• Directions
Extract, from the listing that follows, each line containing the word "subtitle".

Data records:
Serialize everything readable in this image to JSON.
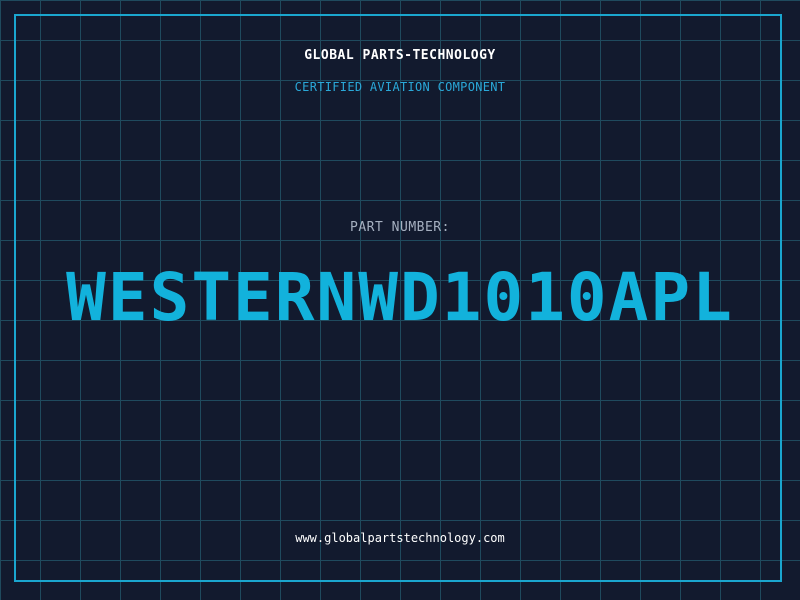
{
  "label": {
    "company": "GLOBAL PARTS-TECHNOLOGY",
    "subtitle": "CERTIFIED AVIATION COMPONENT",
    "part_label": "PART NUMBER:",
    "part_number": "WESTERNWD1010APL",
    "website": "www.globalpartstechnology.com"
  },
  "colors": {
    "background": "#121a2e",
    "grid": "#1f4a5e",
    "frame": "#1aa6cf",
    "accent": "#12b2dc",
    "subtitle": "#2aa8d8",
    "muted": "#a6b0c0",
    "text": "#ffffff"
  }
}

• Task solution
    "subtitle": "CERTIFIED AVIATION COMPONENT",
    "subtitle": "#2aa8d8",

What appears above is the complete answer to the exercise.